+++ Document segment +++
Posted by Anonymous on October 1, 2008 at 3:35pm
I'd like to "hide" my Drupal 6.X site /node/... pages from the search engines, because I am using custom paths. There seem to be several ways of doing this:
(1) robots.txt: adding "Disallow: /node$"
(2) global redirect to 301 the pages
(3) removing node pages from menu system programmatically or making them admin access only?
(4) htaccess?
I'm not sure what the pros and cons are here. My preference is using robots.txt, since I could then still maintain admin access to node/ pages by changing the access callback in the menu system
Any help much appreciated!
Doug
Comments
With /node$ in your
With
/node$in your robots.txt you block the exact match only but not/node/1etc. I recommoned you use the global redirect module (http://drupal.org/project/globalredirect) which does a great job when using custom paths.--
My Drupal Articles
Yes
Global Redirect with Path (and usually Pathauto) really is the best way - it just takes care of it automatically.
Taxonomy term pages (/taxonomy/term/1) can be redirected manually with Path Redirect, but it won't let you do that for nodes (plus it would be a pain to add every time).
If performance is such an issue that it's worth taking your valuable time to go through the manual process required, you could also add the same redirects to your .htaccess, httpd.conf, or IIS configuration, so that it redirects before even hitting Drupal and the associated overhead. One strategy would be to only do this on the most popular pages on the site, to get a reduction in load without having to manually add redirects for every infrequently-visited node (since Global Redirect will take care of that for you).
globalredirect processing "cost"
isn't there more overhead with global redirect? additional queries per page?
Every additional module
Every additional module requires more processing. Global redirect is a very small but very beneficial module. You can look at the code here:
http://cvs.drupal.org/viewvc.py/drupal/contributions/modules/globalredir...
Global redirect calls the drupal_get_path_alias() function which in turn calls drupal_lookup_path(). drupal_lookup_path() queries the path alias from the database. There is additional processing cost, but it pays off.
+++ Material +++
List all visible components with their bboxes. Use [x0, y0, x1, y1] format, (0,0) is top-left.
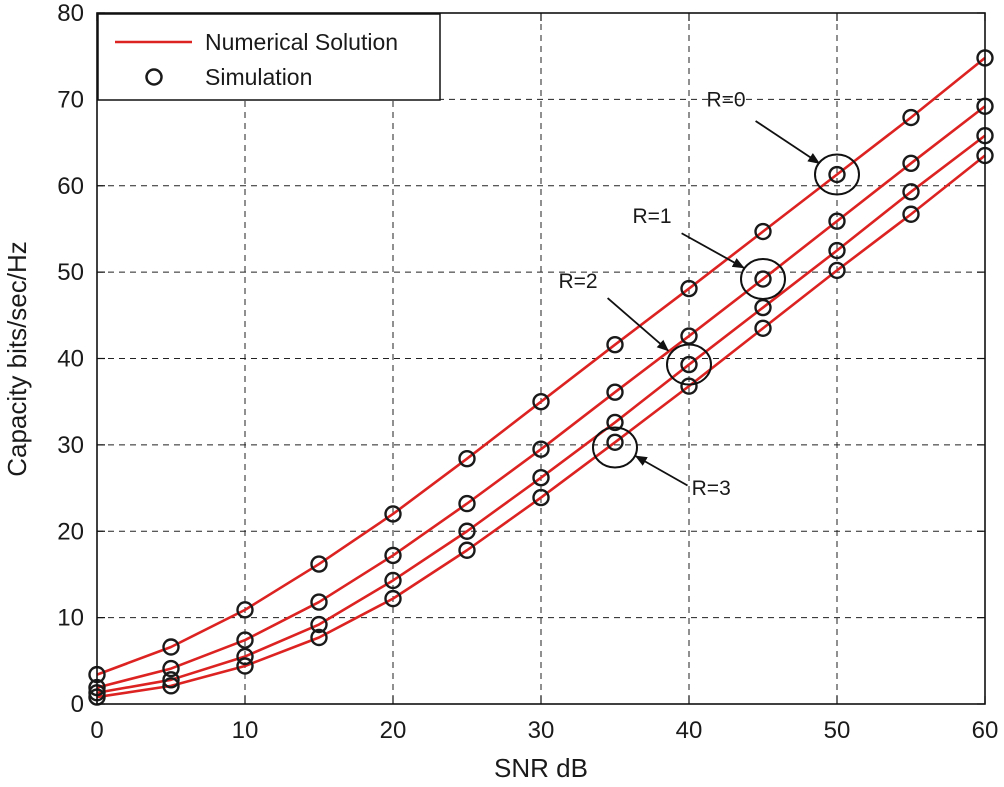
+++
* _The task_: In the forum thread on hiding Drupal node pages, condense the paragraph beginning "If performance is such an issue" into a short bulleted list that keeps its main points.

* _Task result_:
- If performance matters enough to justify the manual work, the same redirects can be added to .htaccess, httpd.conf, or IIS configuration.
- Requests are then redirected before they reach Drupal, which avoids its overhead.
- One strategy is to do this only for the site's most popular pages.
- This lowers load without adding manual redirects for every rarely visited node, since Global Redirect handles those.